* START Given information *
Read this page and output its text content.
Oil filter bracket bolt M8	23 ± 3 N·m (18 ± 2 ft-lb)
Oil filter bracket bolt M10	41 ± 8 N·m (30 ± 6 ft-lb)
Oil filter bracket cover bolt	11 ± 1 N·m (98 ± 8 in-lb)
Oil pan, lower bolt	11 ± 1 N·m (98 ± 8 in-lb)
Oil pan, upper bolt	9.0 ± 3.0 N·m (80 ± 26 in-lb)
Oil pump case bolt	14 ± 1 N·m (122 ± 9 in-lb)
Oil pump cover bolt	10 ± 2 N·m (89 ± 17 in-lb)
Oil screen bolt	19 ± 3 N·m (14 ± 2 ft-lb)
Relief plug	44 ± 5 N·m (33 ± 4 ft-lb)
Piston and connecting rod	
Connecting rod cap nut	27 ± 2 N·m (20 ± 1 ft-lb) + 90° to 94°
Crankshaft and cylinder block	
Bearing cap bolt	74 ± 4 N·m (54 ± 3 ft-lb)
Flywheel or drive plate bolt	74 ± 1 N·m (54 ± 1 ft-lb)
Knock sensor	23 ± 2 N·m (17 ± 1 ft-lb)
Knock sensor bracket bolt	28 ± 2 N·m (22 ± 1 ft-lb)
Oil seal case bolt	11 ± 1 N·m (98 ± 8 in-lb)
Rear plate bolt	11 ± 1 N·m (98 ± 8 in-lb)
* END Given information *
Job: Copy down the material exactly as written.

Solved exercise:
Read this page and output its text content.
Oil filter bracket bolt M8	23 ± 3 N·m (18 ± 2 ft-lb)
Oil filter bracket bolt M10	41 ± 8 N·m (30 ± 6 ft-lb)
Oil filter bracket cover bolt	11 ± 1 N·m (98 ± 8 in-lb)
Oil pan, lower bolt	11 ± 1 N·m (98 ± 8 in-lb)
Oil pan, upper bolt	9.0 ± 3.0 N·m (80 ± 26 in-lb)
Oil pump case bolt	14 ± 1 N·m (122 ± 9 in-lb)
Oil pump cover bolt	10 ± 2 N·m (89 ± 17 in-lb)
Oil screen bolt	19 ± 3 N·m (14 ± 2 ft-lb)
Relief plug	44 ± 5 N·m (33 ± 4 ft-lb)
Piston and connecting rod	
Connecting rod cap nut	27 ± 2 N·m (20 ± 1 ft-lb) + 90° to 94°
Crankshaft and cylinder block	
Bearing cap bolt	74 ± 4 N·m (54 ± 3 ft-lb)
Flywheel or drive plate bolt	74 ± 1 N·m (54 ± 1 ft-lb)
Knock sensor	23 ± 2 N·m (17 ± 1 ft-lb)
Knock sensor bracket bolt	28 ± 2 N·m (22 ± 1 ft-lb)
Oil seal case bolt	11 ± 1 N·m (98 ± 8 in-lb)
Rear plate bolt	11 ± 1 N·m (98 ± 8 in-lb)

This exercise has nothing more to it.